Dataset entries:
·····
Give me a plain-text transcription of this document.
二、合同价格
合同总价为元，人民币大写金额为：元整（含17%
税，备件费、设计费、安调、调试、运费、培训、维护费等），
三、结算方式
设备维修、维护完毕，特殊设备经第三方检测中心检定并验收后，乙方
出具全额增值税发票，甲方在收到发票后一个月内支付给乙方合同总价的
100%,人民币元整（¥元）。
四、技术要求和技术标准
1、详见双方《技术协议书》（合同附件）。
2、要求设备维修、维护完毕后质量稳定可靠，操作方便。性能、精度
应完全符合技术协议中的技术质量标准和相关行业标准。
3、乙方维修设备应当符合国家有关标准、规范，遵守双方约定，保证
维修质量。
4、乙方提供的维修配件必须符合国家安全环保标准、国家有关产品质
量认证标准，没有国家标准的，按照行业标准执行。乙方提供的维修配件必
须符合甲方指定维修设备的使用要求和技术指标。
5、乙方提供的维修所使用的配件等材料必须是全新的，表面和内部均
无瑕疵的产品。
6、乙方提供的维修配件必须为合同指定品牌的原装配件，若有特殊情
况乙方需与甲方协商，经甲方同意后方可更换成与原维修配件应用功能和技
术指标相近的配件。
·····
Reproduce all the records precisely.

Solution to this problem »
Give me a plain-text transcription of this document.
二、合同价格
合同总价为元，人民币大写金额为：元整（含17%
税，备件费、设计费、安调、调试、运费、培训、维护费等），
三、结算方式
设备维修、维护完毕，特殊设备经第三方检测中心检定并验收后，乙方
出具全额增值税发票，甲方在收到发票后一个月内支付给乙方合同总价的
100%,人民币元整（¥元）。
四、技术要求和技术标准
1、详见双方《技术协议书》（合同附件）。
2、要求设备维修、维护完毕后质量稳定可靠，操作方便。性能、精度
应完全符合技术协议中的技术质量标准和相关行业标准。
3、乙方维修设备应当符合国家有关标准、规范，遵守双方约定，保证
维修质量。
4、乙方提供的维修配件必须符合国家安全环保标准、国家有关产品质
量认证标准，没有国家标准的，按照行业标准执行。乙方提供的维修配件必
须符合甲方指定维修设备的使用要求和技术指标。
5、乙方提供的维修所使用的配件等材料必须是全新的，表面和内部均
无瑕疵的产品。
6、乙方提供的维修配件必须为合同指定品牌的原装配件，若有特殊情
况乙方需与甲方协商，经甲方同意后方可更换成与原维修配件应用功能和技
术指标相近的配件。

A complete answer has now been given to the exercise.